(Records from a data source)

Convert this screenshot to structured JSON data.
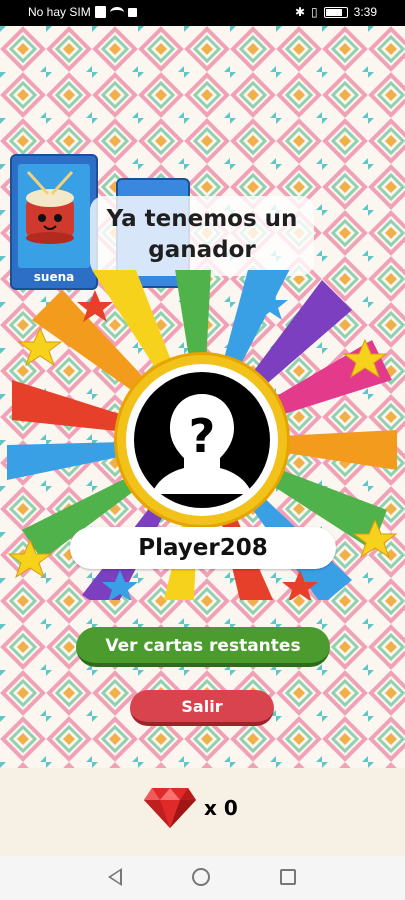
{
  "status_bar": {
    "carrier": "No hay SIM",
    "time": "3:39"
  },
  "cards": [
    {
      "label": "suena",
      "icon": "drum-icon"
    },
    {
      "label": "",
      "icon": "card-icon"
    }
  ],
  "winner": {
    "headline": "Ya tenemos un ganador",
    "player_name": "Player208"
  },
  "actions": {
    "view_remaining_label": "Ver cartas restantes",
    "exit_label": "Salir"
  },
  "currency": {
    "icon": "diamond-icon",
    "count_text": "x 0"
  },
  "nav_bar": {
    "back": "back-icon",
    "home": "home-icon",
    "recent": "recent-apps-icon"
  },
  "colors": {
    "accent_green": "#4b9b2e",
    "accent_red": "#d8434d",
    "gem_red": "#e02a2a"
  }
}
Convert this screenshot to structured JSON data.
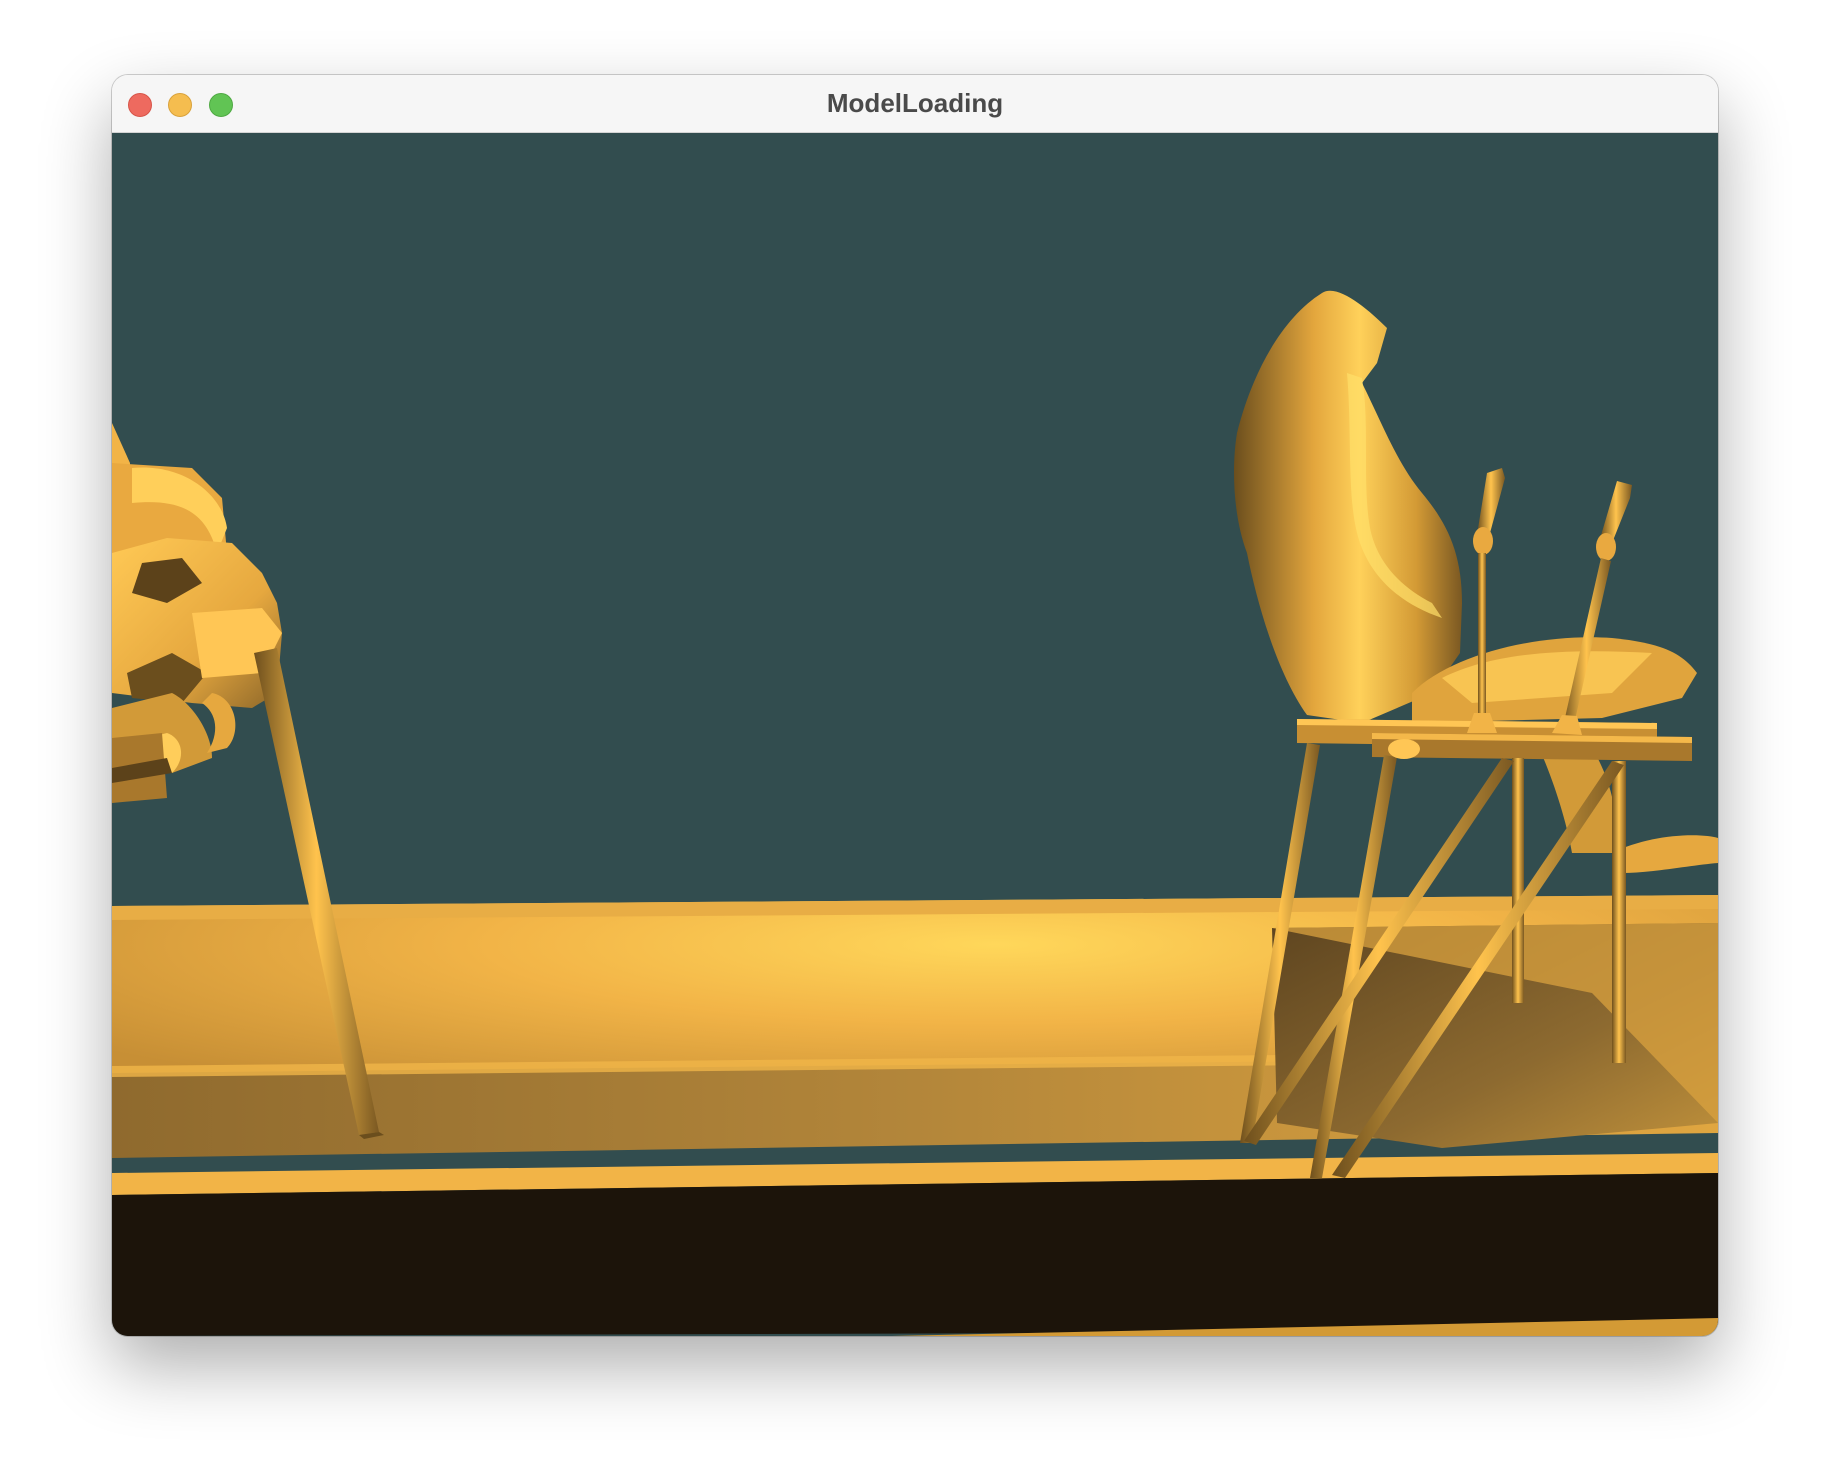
{
  "window": {
    "title": "ModelLoading",
    "controls": {
      "close": "close-icon",
      "minimize": "minimize-icon",
      "maximize": "maximize-icon"
    }
  },
  "scene": {
    "background_color": "#324d4f",
    "model_color": "#f2b24a",
    "shadow_color": "#1c140a"
  }
}
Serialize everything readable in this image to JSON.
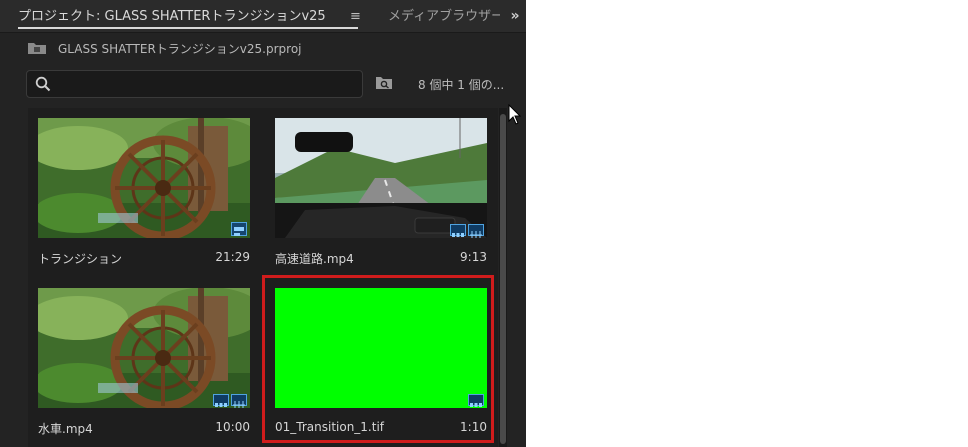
{
  "tabs": {
    "project_tab": "プロジェクト: GLASS SHATTERトランジションv25",
    "menu_glyph": "≡",
    "media_browser_tab": "メディアブラウザー",
    "more_glyph": "»"
  },
  "project": {
    "file_path": "GLASS SHATTERトランジションv25.prproj"
  },
  "search": {
    "placeholder": "",
    "value": ""
  },
  "item_count": "8 個中 1 個の...",
  "items": [
    {
      "name": "トランジション",
      "duration": "21:29",
      "thumbnail": "waterwheel",
      "badges": [
        "sequence-icon"
      ]
    },
    {
      "name": "高速道路.mp4",
      "duration": "9:13",
      "thumbnail": "highway",
      "badges": [
        "video-icon",
        "audio-icon"
      ]
    },
    {
      "name": "水車.mp4",
      "duration": "10:00",
      "thumbnail": "waterwheel",
      "badges": [
        "video-icon",
        "audio-icon"
      ]
    },
    {
      "name": "01_Transition_1.tif",
      "duration": "1:10",
      "thumbnail": "green",
      "badges": [
        "video-icon"
      ],
      "selected": true
    }
  ],
  "colors": {
    "panel_bg": "#232323",
    "selection": "#d01c1c",
    "badge_blue": "#4fa3e0",
    "green_screen": "#00ff00"
  }
}
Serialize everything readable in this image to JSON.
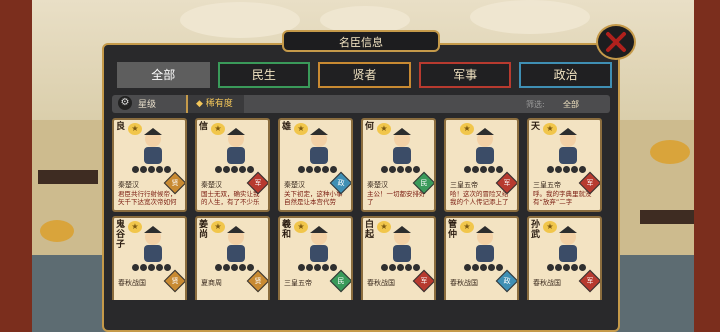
{
  "header": {
    "title": "名臣信息"
  },
  "tabs": [
    {
      "label": "全部",
      "color": "#5e5e5e",
      "active": true
    },
    {
      "label": "民生",
      "color": "#3a9a5a",
      "active": false
    },
    {
      "label": "贤者",
      "color": "#c88a32",
      "active": false
    },
    {
      "label": "军事",
      "color": "#b73a2f",
      "active": false
    },
    {
      "label": "政治",
      "color": "#3f8fb4",
      "active": false
    }
  ],
  "filter": {
    "icon": "gear-icon",
    "label": "星级",
    "sort": "稀有度",
    "right_label": "筛选:",
    "right_value": "全部"
  },
  "cards": [
    {
      "name": "良",
      "origin": "秦楚汉",
      "quote": "君臣共行行射候帝，矢千下达宽次帝如何",
      "badge": "贤",
      "badge_color": "#c88a32"
    },
    {
      "name": "信",
      "origin": "秦楚汉",
      "quote": "国士无双，确实让我的人生，有了不少乐",
      "badge": "军",
      "badge_color": "#b73a2f"
    },
    {
      "name": "雄",
      "origin": "秦楚汉",
      "quote": "关下初定，这种小事自然是让本宫代劳",
      "badge": "政",
      "badge_color": "#3f8fb4"
    },
    {
      "name": "何",
      "origin": "秦楚汉",
      "quote": "主公！一切都安排好了",
      "badge": "民",
      "badge_color": "#3a9a5a"
    },
    {
      "name": "",
      "origin": "三皇五帝",
      "quote": "哈！这次的冒险又给我的个人传记添上了",
      "badge": "军",
      "badge_color": "#b73a2f"
    },
    {
      "name": "天",
      "origin": "三皇五帝",
      "quote": "呼。我的字典里就没有“放弃”二字",
      "badge": "军",
      "badge_color": "#b73a2f"
    },
    {
      "name": "鬼谷子",
      "origin": "春秋战国",
      "quote": "",
      "badge": "贤",
      "badge_color": "#c88a32"
    },
    {
      "name": "姜尚",
      "origin": "夏商周",
      "quote": "",
      "badge": "贤",
      "badge_color": "#c88a32"
    },
    {
      "name": "羲和",
      "origin": "三皇五帝",
      "quote": "",
      "badge": "民",
      "badge_color": "#3a9a5a"
    },
    {
      "name": "白起",
      "origin": "春秋战国",
      "quote": "",
      "badge": "军",
      "badge_color": "#b73a2f"
    },
    {
      "name": "管仲",
      "origin": "春秋战国",
      "quote": "",
      "badge": "政",
      "badge_color": "#3f8fb4"
    },
    {
      "name": "孙武",
      "origin": "春秋战国",
      "quote": "",
      "badge": "军",
      "badge_color": "#b73a2f"
    }
  ]
}
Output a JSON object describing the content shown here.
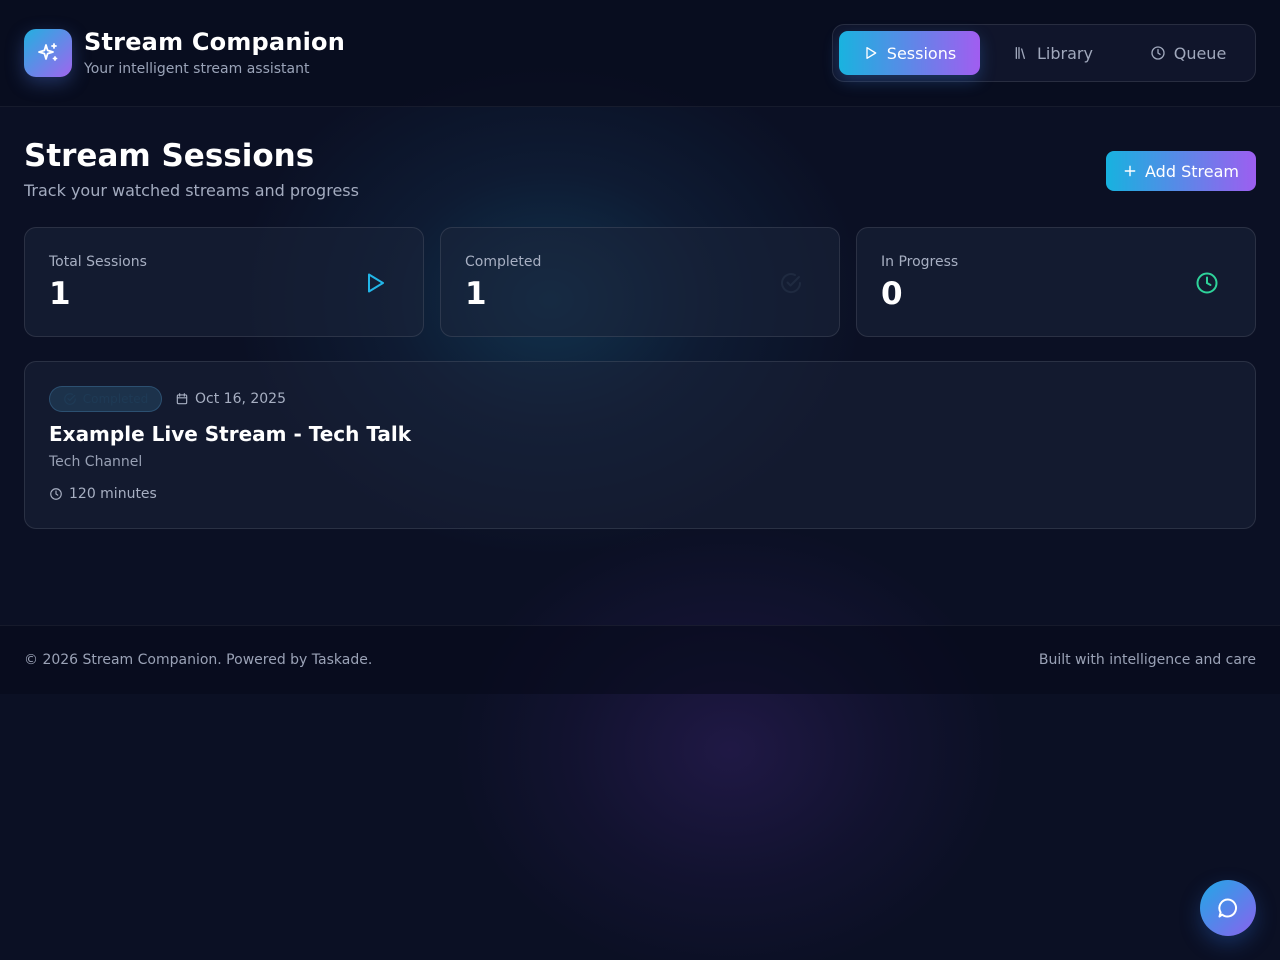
{
  "app": {
    "title": "Stream Companion",
    "subtitle": "Your intelligent stream assistant",
    "logo_icon": "sparkles-icon"
  },
  "nav": {
    "tabs": [
      {
        "label": "Sessions",
        "icon": "play-icon",
        "active": true
      },
      {
        "label": "Library",
        "icon": "library-icon",
        "active": false
      },
      {
        "label": "Queue",
        "icon": "clock-icon",
        "active": false
      }
    ]
  },
  "page": {
    "title": "Stream Sessions",
    "subtitle": "Track your watched streams and progress",
    "add_button_label": "Add Stream"
  },
  "stats": [
    {
      "label": "Total Sessions",
      "value": "1",
      "icon": "play-icon",
      "color": "#22b6e8"
    },
    {
      "label": "Completed",
      "value": "1",
      "icon": "check-circle-icon",
      "color": "#1f2a40"
    },
    {
      "label": "In Progress",
      "value": "0",
      "icon": "clock-icon",
      "color": "#2ed39a"
    }
  ],
  "sessions": [
    {
      "status": "Completed",
      "date": "Oct 16, 2025",
      "title": "Example Live Stream - Tech Talk",
      "channel": "Tech Channel",
      "duration": "120 minutes"
    }
  ],
  "footer": {
    "left": "© 2026 Stream Companion. Powered by Taskade.",
    "right": "Built with intelligence and care"
  },
  "chat": {
    "icon": "chat-bubble-icon"
  },
  "colors": {
    "accent_start": "#17b2df",
    "accent_end": "#a15df0",
    "background": "#0b1024"
  }
}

**What to produce**
Pictures don't belong in the copy. Restate all the entries exactly.

**Correct answer**
Convert this screenshot to structured JSON data.
{
  "status_bar": {
    "carrier": "No hay SIM",
    "time": "3:39"
  },
  "cards": [
    {
      "label": "suena",
      "icon": "drum-icon"
    },
    {
      "label": "",
      "icon": "card-icon"
    }
  ],
  "winner": {
    "headline": "Ya tenemos un ganador",
    "player_name": "Player208"
  },
  "actions": {
    "view_remaining_label": "Ver cartas restantes",
    "exit_label": "Salir"
  },
  "currency": {
    "icon": "diamond-icon",
    "count_text": "x 0"
  },
  "nav_bar": {
    "back": "back-icon",
    "home": "home-icon",
    "recent": "recent-apps-icon"
  },
  "colors": {
    "accent_green": "#4b9b2e",
    "accent_red": "#d8434d",
    "gem_red": "#e02a2a"
  }
}
Convert this screenshot to structured JSON data.
{
  "window": {
    "title": "ModelLoading",
    "controls": {
      "close": "close-icon",
      "minimize": "minimize-icon",
      "maximize": "maximize-icon"
    }
  },
  "scene": {
    "background_color": "#324d4f",
    "model_color": "#f2b24a",
    "shadow_color": "#1c140a"
  }
}
Serialize everything readable in this image to JSON.
{
  "tabs": {
    "project_tab": "プロジェクト: GLASS SHATTERトランジションv25",
    "menu_glyph": "≡",
    "media_browser_tab": "メディアブラウザー",
    "more_glyph": "»"
  },
  "project": {
    "file_path": "GLASS SHATTERトランジションv25.prproj"
  },
  "search": {
    "placeholder": "",
    "value": ""
  },
  "item_count": "8 個中 1 個の...",
  "items": [
    {
      "name": "トランジション",
      "duration": "21:29",
      "thumbnail": "waterwheel",
      "badges": [
        "sequence-icon"
      ]
    },
    {
      "name": "高速道路.mp4",
      "duration": "9:13",
      "thumbnail": "highway",
      "badges": [
        "video-icon",
        "audio-icon"
      ]
    },
    {
      "name": "水車.mp4",
      "duration": "10:00",
      "thumbnail": "waterwheel",
      "badges": [
        "video-icon",
        "audio-icon"
      ]
    },
    {
      "name": "01_Transition_1.tif",
      "duration": "1:10",
      "thumbnail": "green",
      "badges": [
        "video-icon"
      ],
      "selected": true
    }
  ],
  "colors": {
    "panel_bg": "#232323",
    "selection": "#d01c1c",
    "badge_blue": "#4fa3e0",
    "green_screen": "#00ff00"
  }
}
Serialize everything readable in this image to JSON.
{
  "header": {
    "title": "名臣信息"
  },
  "tabs": [
    {
      "label": "全部",
      "color": "#5e5e5e",
      "active": true
    },
    {
      "label": "民生",
      "color": "#3a9a5a",
      "active": false
    },
    {
      "label": "贤者",
      "color": "#c88a32",
      "active": false
    },
    {
      "label": "军事",
      "color": "#b73a2f",
      "active": false
    },
    {
      "label": "政治",
      "color": "#3f8fb4",
      "active": false
    }
  ],
  "filter": {
    "icon": "gear-icon",
    "label": "星级",
    "sort": "稀有度",
    "right_label": "筛选:",
    "right_value": "全部"
  },
  "cards": [
    {
      "name": "良",
      "origin": "秦楚汉",
      "quote": "君臣共行行射候帝，矢千下达宽次帝如何",
      "badge": "贤",
      "badge_color": "#c88a32"
    },
    {
      "name": "信",
      "origin": "秦楚汉",
      "quote": "国士无双，确实让我的人生，有了不少乐",
      "badge": "军",
      "badge_color": "#b73a2f"
    },
    {
      "name": "雄",
      "origin": "秦楚汉",
      "quote": "关下初定，这种小事自然是让本宫代劳",
      "badge": "政",
      "badge_color": "#3f8fb4"
    },
    {
      "name": "何",
      "origin": "秦楚汉",
      "quote": "主公！一切都安排好了",
      "badge": "民",
      "badge_color": "#3a9a5a"
    },
    {
      "name": "",
      "origin": "三皇五帝",
      "quote": "哈！这次的冒险又给我的个人传记添上了",
      "badge": "军",
      "badge_color": "#b73a2f"
    },
    {
      "name": "天",
      "origin": "三皇五帝",
      "quote": "呼。我的字典里就没有“放弃”二字",
      "badge": "军",
      "badge_color": "#b73a2f"
    },
    {
      "name": "鬼谷子",
      "origin": "春秋战国",
      "quote": "",
      "badge": "贤",
      "badge_color": "#c88a32"
    },
    {
      "name": "姜尚",
      "origin": "夏商周",
      "quote": "",
      "badge": "贤",
      "badge_color": "#c88a32"
    },
    {
      "name": "羲和",
      "origin": "三皇五帝",
      "quote": "",
      "badge": "民",
      "badge_color": "#3a9a5a"
    },
    {
      "name": "白起",
      "origin": "春秋战国",
      "quote": "",
      "badge": "军",
      "badge_color": "#b73a2f"
    },
    {
      "name": "管仲",
      "origin": "春秋战国",
      "quote": "",
      "badge": "政",
      "badge_color": "#3f8fb4"
    },
    {
      "name": "孙武",
      "origin": "春秋战国",
      "quote": "",
      "badge": "军",
      "badge_color": "#b73a2f"
    }
  ]
}
Output a JSON object describing the content shown here.
{
  "app": {
    "title": "Stream Companion",
    "subtitle": "Your intelligent stream assistant",
    "logo_icon": "sparkles-icon"
  },
  "nav": {
    "tabs": [
      {
        "label": "Sessions",
        "icon": "play-icon",
        "active": true
      },
      {
        "label": "Library",
        "icon": "library-icon",
        "active": false
      },
      {
        "label": "Queue",
        "icon": "clock-icon",
        "active": false
      }
    ]
  },
  "page": {
    "title": "Stream Sessions",
    "subtitle": "Track your watched streams and progress",
    "add_button_label": "Add Stream"
  },
  "stats": [
    {
      "label": "Total Sessions",
      "value": "1",
      "icon": "play-icon",
      "color": "#22b6e8"
    },
    {
      "label": "Completed",
      "value": "1",
      "icon": "check-circle-icon",
      "color": "#1f2a40"
    },
    {
      "label": "In Progress",
      "value": "0",
      "icon": "clock-icon",
      "color": "#2ed39a"
    }
  ],
  "sessions": [
    {
      "status": "Completed",
      "date": "Oct 16, 2025",
      "title": "Example Live Stream - Tech Talk",
      "channel": "Tech Channel",
      "duration": "120 minutes"
    }
  ],
  "footer": {
    "left": "© 2026 Stream Companion. Powered by Taskade.",
    "right": "Built with intelligence and care"
  },
  "chat": {
    "icon": "chat-bubble-icon"
  },
  "colors": {
    "accent_start": "#17b2df",
    "accent_end": "#a15df0",
    "background": "#0b1024"
  }
}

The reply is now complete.